Dataset:
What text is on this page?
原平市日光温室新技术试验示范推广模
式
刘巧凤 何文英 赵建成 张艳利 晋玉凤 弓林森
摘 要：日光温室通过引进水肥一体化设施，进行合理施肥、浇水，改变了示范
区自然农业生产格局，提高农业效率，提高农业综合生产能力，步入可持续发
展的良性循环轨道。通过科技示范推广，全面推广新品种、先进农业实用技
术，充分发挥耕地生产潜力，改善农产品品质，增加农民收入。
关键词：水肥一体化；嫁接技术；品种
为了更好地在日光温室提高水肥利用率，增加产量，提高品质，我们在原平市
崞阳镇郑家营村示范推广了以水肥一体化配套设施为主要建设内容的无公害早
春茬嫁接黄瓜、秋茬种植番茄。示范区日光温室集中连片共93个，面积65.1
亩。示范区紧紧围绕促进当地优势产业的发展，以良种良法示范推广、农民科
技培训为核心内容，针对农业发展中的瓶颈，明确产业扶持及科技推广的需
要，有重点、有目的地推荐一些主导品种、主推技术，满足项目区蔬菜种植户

...

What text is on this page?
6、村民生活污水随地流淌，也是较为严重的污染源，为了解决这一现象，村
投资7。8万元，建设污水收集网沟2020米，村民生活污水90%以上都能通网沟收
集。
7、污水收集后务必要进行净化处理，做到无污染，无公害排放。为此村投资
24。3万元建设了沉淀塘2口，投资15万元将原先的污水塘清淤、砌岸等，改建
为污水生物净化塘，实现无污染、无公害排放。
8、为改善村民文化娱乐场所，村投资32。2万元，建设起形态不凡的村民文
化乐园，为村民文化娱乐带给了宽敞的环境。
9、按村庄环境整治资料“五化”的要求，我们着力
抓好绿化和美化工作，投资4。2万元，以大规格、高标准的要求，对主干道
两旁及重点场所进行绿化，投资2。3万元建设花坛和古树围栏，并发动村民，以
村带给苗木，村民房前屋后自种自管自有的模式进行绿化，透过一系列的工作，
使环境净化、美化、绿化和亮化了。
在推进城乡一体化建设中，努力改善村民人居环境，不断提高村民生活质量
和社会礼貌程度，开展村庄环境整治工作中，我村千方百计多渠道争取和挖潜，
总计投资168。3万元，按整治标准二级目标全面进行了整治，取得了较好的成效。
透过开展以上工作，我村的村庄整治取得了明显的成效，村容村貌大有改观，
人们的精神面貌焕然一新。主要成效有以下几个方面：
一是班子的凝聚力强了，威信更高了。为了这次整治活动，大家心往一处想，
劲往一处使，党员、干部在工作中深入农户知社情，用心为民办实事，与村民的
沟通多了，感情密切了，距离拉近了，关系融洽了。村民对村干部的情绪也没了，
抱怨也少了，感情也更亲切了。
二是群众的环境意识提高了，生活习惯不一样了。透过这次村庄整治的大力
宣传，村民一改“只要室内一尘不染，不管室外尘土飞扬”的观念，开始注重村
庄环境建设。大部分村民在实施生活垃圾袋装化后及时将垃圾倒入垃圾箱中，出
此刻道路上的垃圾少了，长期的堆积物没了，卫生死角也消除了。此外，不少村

==

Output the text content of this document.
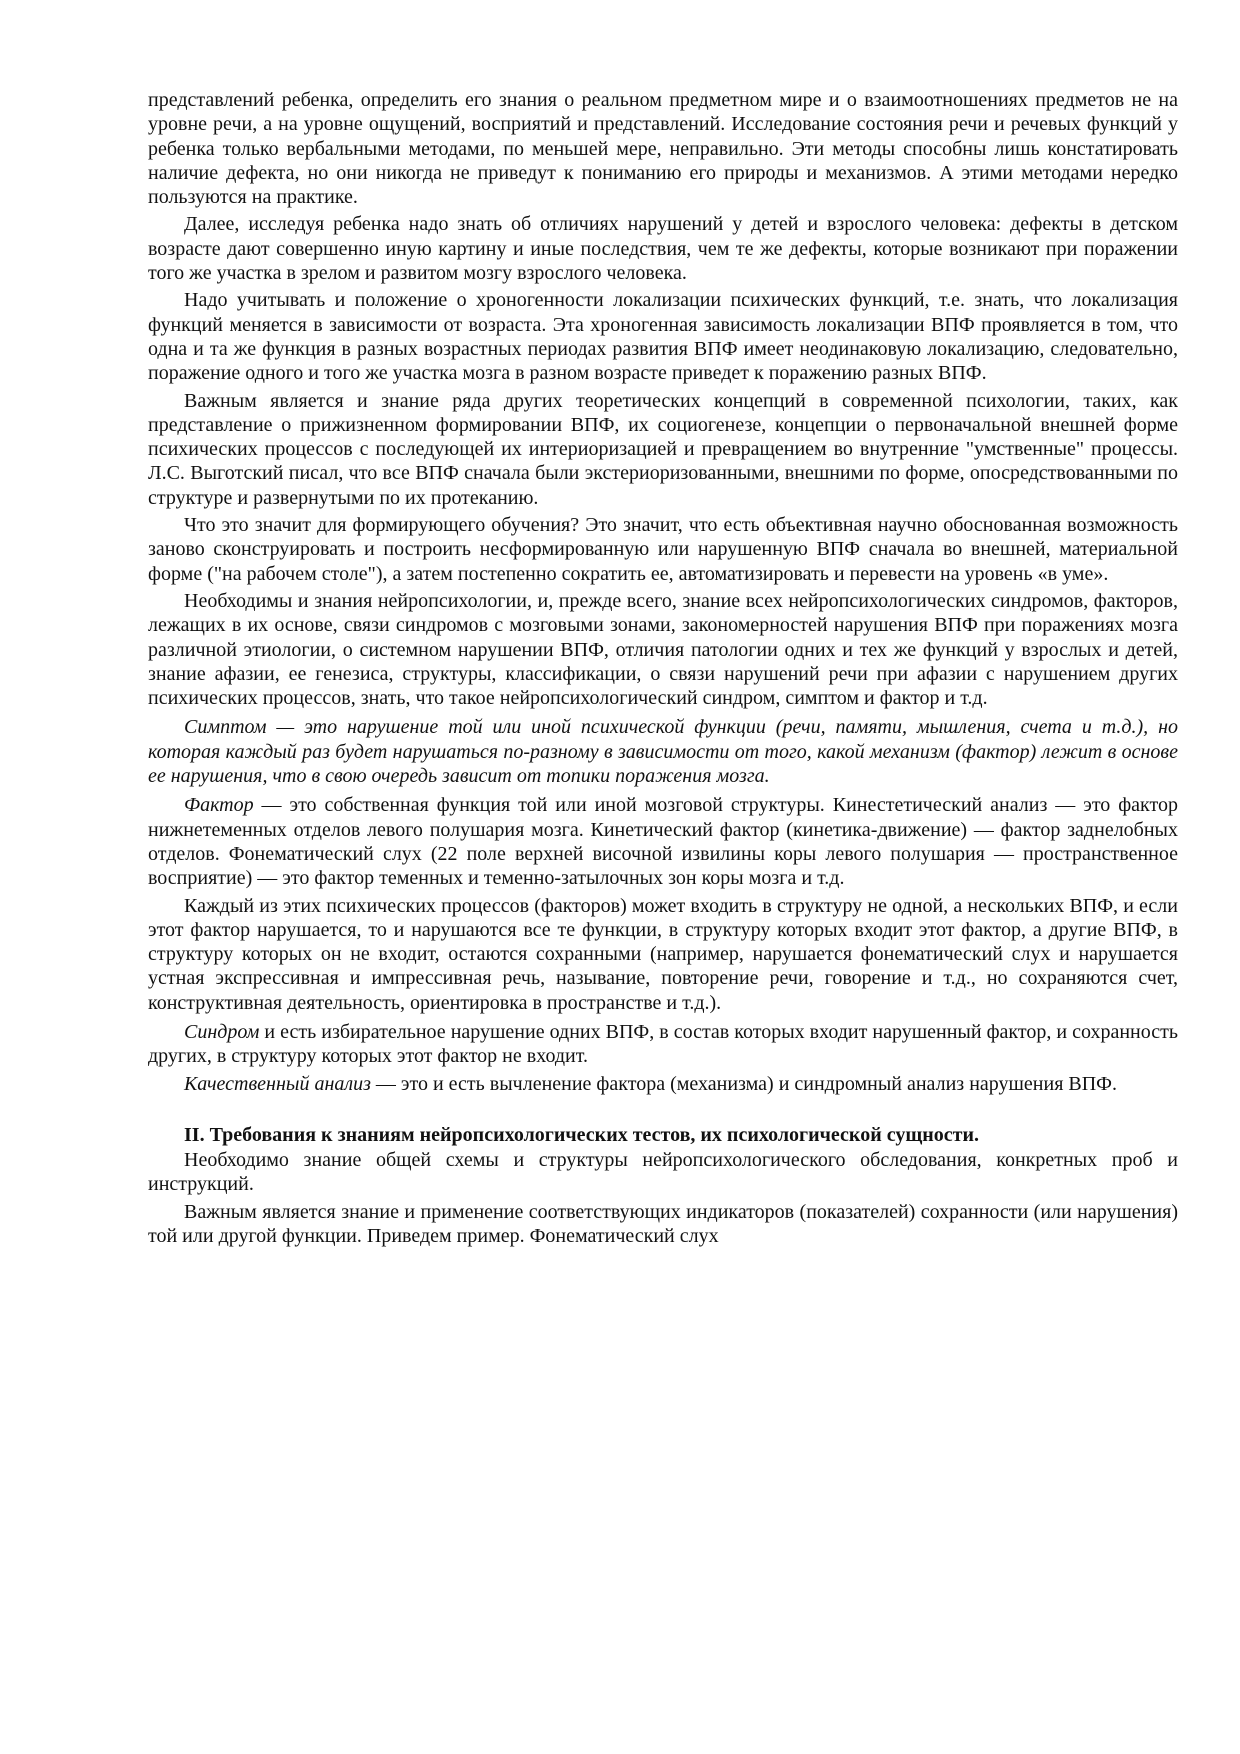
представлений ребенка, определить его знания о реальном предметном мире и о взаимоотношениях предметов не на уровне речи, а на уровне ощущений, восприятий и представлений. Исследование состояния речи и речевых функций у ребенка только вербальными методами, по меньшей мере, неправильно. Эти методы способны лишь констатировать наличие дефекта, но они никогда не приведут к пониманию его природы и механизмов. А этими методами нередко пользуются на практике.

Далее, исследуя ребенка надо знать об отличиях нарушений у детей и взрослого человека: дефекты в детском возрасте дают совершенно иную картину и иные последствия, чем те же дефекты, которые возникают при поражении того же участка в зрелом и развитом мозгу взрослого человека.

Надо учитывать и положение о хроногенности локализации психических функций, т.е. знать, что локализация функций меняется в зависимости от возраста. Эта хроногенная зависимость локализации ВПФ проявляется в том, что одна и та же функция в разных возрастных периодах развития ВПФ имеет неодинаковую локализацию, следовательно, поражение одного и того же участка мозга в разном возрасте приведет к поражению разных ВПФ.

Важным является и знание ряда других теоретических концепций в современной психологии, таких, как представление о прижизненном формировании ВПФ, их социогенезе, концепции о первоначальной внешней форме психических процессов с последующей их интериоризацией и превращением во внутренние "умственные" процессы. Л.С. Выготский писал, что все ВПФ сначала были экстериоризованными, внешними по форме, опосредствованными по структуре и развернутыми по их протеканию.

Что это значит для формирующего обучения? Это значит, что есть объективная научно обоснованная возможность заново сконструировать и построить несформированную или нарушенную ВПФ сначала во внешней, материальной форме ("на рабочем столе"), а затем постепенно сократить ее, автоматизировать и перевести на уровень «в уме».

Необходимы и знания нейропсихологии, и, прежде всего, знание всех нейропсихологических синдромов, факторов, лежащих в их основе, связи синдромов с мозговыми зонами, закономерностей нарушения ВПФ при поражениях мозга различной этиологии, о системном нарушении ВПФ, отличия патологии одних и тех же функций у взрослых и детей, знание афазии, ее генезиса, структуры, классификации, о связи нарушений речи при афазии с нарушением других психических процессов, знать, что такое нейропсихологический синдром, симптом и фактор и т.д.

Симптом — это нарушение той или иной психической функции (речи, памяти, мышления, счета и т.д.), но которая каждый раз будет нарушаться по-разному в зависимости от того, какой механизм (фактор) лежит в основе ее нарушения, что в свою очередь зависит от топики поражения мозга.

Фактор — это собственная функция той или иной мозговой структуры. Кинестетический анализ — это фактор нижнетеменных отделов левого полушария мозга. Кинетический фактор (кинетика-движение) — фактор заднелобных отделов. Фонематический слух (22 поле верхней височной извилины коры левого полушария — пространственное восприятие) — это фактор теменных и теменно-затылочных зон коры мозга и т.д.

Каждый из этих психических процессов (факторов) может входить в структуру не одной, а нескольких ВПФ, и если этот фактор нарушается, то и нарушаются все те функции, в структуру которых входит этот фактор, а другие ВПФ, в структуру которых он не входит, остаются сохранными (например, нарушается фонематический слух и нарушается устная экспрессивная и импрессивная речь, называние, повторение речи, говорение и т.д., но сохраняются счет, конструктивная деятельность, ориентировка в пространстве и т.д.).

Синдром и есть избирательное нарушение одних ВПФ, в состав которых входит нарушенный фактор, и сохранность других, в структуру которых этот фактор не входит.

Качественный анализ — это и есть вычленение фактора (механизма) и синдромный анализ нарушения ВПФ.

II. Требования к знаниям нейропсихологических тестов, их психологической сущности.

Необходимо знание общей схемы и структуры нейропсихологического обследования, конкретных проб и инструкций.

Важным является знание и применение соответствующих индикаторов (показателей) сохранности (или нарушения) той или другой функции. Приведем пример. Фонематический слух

Requirements: Take every line from the data that contains the word "无公害排放".

Solution:
7、污水收集后务必要进行净化处理，做到无污染，无公害排放。为此村投资
为污水生物净化塘，实现无污染、无公害排放。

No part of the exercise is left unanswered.